— BEGIN PROVIDED DATA —

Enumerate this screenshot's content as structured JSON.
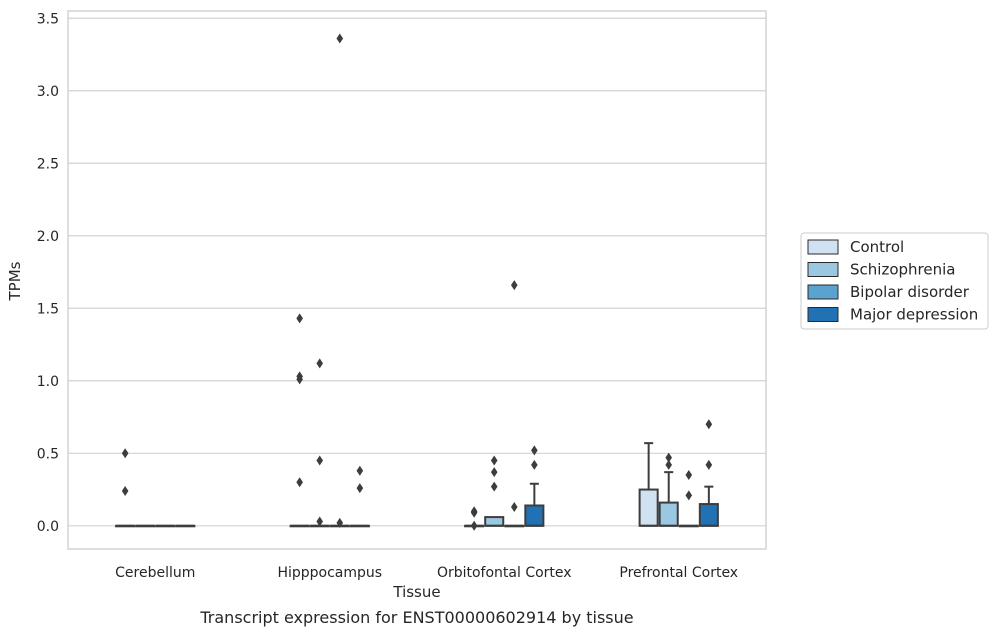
{
  "chart_data": {
    "type": "box",
    "caption": "Transcript expression for ENST00000602914 by tissue",
    "xlabel": "Tissue",
    "ylabel": "TPMs",
    "ylim": [
      -0.16,
      3.55
    ],
    "yticks": [
      0.0,
      0.5,
      1.0,
      1.5,
      2.0,
      2.5,
      3.0,
      3.5
    ],
    "ytick_labels": [
      "0.0",
      "0.5",
      "1.0",
      "1.5",
      "2.0",
      "2.5",
      "3.0",
      "3.5"
    ],
    "grid": "horizontal",
    "legend_placement": "right",
    "categories": [
      "Cerebellum",
      "Hipppocampus",
      "Orbitofontal Cortex",
      "Prefrontal Cortex"
    ],
    "series": [
      {
        "name": "Control",
        "color": "#d0e1f2",
        "boxes": [
          {
            "q1": 0,
            "median": 0,
            "q3": 0,
            "whisker_low": 0,
            "whisker_high": 0,
            "outliers": [
              0.5,
              0.24
            ]
          },
          {
            "q1": 0,
            "median": 0,
            "q3": 0,
            "whisker_low": 0,
            "whisker_high": 0,
            "outliers": [
              1.43,
              1.03,
              1.01,
              0.3
            ]
          },
          {
            "q1": 0,
            "median": 0,
            "q3": 0,
            "whisker_low": 0,
            "whisker_high": 0,
            "outliers": [
              0.1,
              0.09,
              0.0
            ]
          },
          {
            "q1": 0,
            "median": 0,
            "q3": 0.25,
            "whisker_low": 0,
            "whisker_high": 0.57,
            "outliers": []
          }
        ]
      },
      {
        "name": "Schizophrenia",
        "color": "#9ac8e0",
        "boxes": [
          {
            "q1": 0,
            "median": 0,
            "q3": 0,
            "whisker_low": 0,
            "whisker_high": 0,
            "outliers": []
          },
          {
            "q1": 0,
            "median": 0,
            "q3": 0,
            "whisker_low": 0,
            "whisker_high": 0,
            "outliers": [
              1.12,
              0.45,
              0.03
            ]
          },
          {
            "q1": 0,
            "median": 0,
            "q3": 0.06,
            "whisker_low": 0,
            "whisker_high": 0.06,
            "outliers": [
              0.45,
              0.37,
              0.27
            ]
          },
          {
            "q1": 0,
            "median": 0,
            "q3": 0.16,
            "whisker_low": 0,
            "whisker_high": 0.37,
            "outliers": [
              0.47,
              0.42
            ]
          }
        ]
      },
      {
        "name": "Bipolar disorder",
        "color": "#5ba3cf",
        "boxes": [
          {
            "q1": 0,
            "median": 0,
            "q3": 0,
            "whisker_low": 0,
            "whisker_high": 0,
            "outliers": []
          },
          {
            "q1": 0,
            "median": 0,
            "q3": 0,
            "whisker_low": 0,
            "whisker_high": 0,
            "outliers": [
              3.36,
              0.02
            ]
          },
          {
            "q1": 0,
            "median": 0,
            "q3": 0,
            "whisker_low": 0,
            "whisker_high": 0,
            "outliers": [
              1.66,
              0.13
            ]
          },
          {
            "q1": 0,
            "median": 0,
            "q3": 0,
            "whisker_low": 0,
            "whisker_high": 0,
            "outliers": [
              0.35,
              0.21
            ]
          }
        ]
      },
      {
        "name": "Major depression",
        "color": "#2171b5",
        "boxes": [
          {
            "q1": 0,
            "median": 0,
            "q3": 0,
            "whisker_low": 0,
            "whisker_high": 0,
            "outliers": []
          },
          {
            "q1": 0,
            "median": 0,
            "q3": 0,
            "whisker_low": 0,
            "whisker_high": 0,
            "outliers": [
              0.38,
              0.26
            ]
          },
          {
            "q1": 0,
            "median": 0,
            "q3": 0.14,
            "whisker_low": 0,
            "whisker_high": 0.29,
            "outliers": [
              0.52,
              0.42
            ]
          },
          {
            "q1": 0,
            "median": 0,
            "q3": 0.15,
            "whisker_low": 0,
            "whisker_high": 0.27,
            "outliers": [
              0.7,
              0.42
            ]
          }
        ]
      }
    ]
  }
}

— END PROVIDED DATA —

● **TASK STATEMENT**: Repeat the data exactly, without the pictures.

● **ANSWER TO THE TASK**:
Enumerate this screenshot's content as structured JSON.
{
  "chart_data": {
    "type": "box",
    "caption": "Transcript expression for ENST00000602914 by tissue",
    "xlabel": "Tissue",
    "ylabel": "TPMs",
    "ylim": [
      -0.16,
      3.55
    ],
    "yticks": [
      0.0,
      0.5,
      1.0,
      1.5,
      2.0,
      2.5,
      3.0,
      3.5
    ],
    "ytick_labels": [
      "0.0",
      "0.5",
      "1.0",
      "1.5",
      "2.0",
      "2.5",
      "3.0",
      "3.5"
    ],
    "grid": "horizontal",
    "legend_placement": "right",
    "categories": [
      "Cerebellum",
      "Hipppocampus",
      "Orbitofontal Cortex",
      "Prefrontal Cortex"
    ],
    "series": [
      {
        "name": "Control",
        "color": "#d0e1f2",
        "boxes": [
          {
            "q1": 0,
            "median": 0,
            "q3": 0,
            "whisker_low": 0,
            "whisker_high": 0,
            "outliers": [
              0.5,
              0.24
            ]
          },
          {
            "q1": 0,
            "median": 0,
            "q3": 0,
            "whisker_low": 0,
            "whisker_high": 0,
            "outliers": [
              1.43,
              1.03,
              1.01,
              0.3
            ]
          },
          {
            "q1": 0,
            "median": 0,
            "q3": 0,
            "whisker_low": 0,
            "whisker_high": 0,
            "outliers": [
              0.1,
              0.09,
              0.0
            ]
          },
          {
            "q1": 0,
            "median": 0,
            "q3": 0.25,
            "whisker_low": 0,
            "whisker_high": 0.57,
            "outliers": []
          }
        ]
      },
      {
        "name": "Schizophrenia",
        "color": "#9ac8e0",
        "boxes": [
          {
            "q1": 0,
            "median": 0,
            "q3": 0,
            "whisker_low": 0,
            "whisker_high": 0,
            "outliers": []
          },
          {
            "q1": 0,
            "median": 0,
            "q3": 0,
            "whisker_low": 0,
            "whisker_high": 0,
            "outliers": [
              1.12,
              0.45,
              0.03
            ]
          },
          {
            "q1": 0,
            "median": 0,
            "q3": 0.06,
            "whisker_low": 0,
            "whisker_high": 0.06,
            "outliers": [
              0.45,
              0.37,
              0.27
            ]
          },
          {
            "q1": 0,
            "median": 0,
            "q3": 0.16,
            "whisker_low": 0,
            "whisker_high": 0.37,
            "outliers": [
              0.47,
              0.42
            ]
          }
        ]
      },
      {
        "name": "Bipolar disorder",
        "color": "#5ba3cf",
        "boxes": [
          {
            "q1": 0,
            "median": 0,
            "q3": 0,
            "whisker_low": 0,
            "whisker_high": 0,
            "outliers": []
          },
          {
            "q1": 0,
            "median": 0,
            "q3": 0,
            "whisker_low": 0,
            "whisker_high": 0,
            "outliers": [
              3.36,
              0.02
            ]
          },
          {
            "q1": 0,
            "median": 0,
            "q3": 0,
            "whisker_low": 0,
            "whisker_high": 0,
            "outliers": [
              1.66,
              0.13
            ]
          },
          {
            "q1": 0,
            "median": 0,
            "q3": 0,
            "whisker_low": 0,
            "whisker_high": 0,
            "outliers": [
              0.35,
              0.21
            ]
          }
        ]
      },
      {
        "name": "Major depression",
        "color": "#2171b5",
        "boxes": [
          {
            "q1": 0,
            "median": 0,
            "q3": 0,
            "whisker_low": 0,
            "whisker_high": 0,
            "outliers": []
          },
          {
            "q1": 0,
            "median": 0,
            "q3": 0,
            "whisker_low": 0,
            "whisker_high": 0,
            "outliers": [
              0.38,
              0.26
            ]
          },
          {
            "q1": 0,
            "median": 0,
            "q3": 0.14,
            "whisker_low": 0,
            "whisker_high": 0.29,
            "outliers": [
              0.52,
              0.42
            ]
          },
          {
            "q1": 0,
            "median": 0,
            "q3": 0.15,
            "whisker_low": 0,
            "whisker_high": 0.27,
            "outliers": [
              0.7,
              0.42
            ]
          }
        ]
      }
    ]
  }
}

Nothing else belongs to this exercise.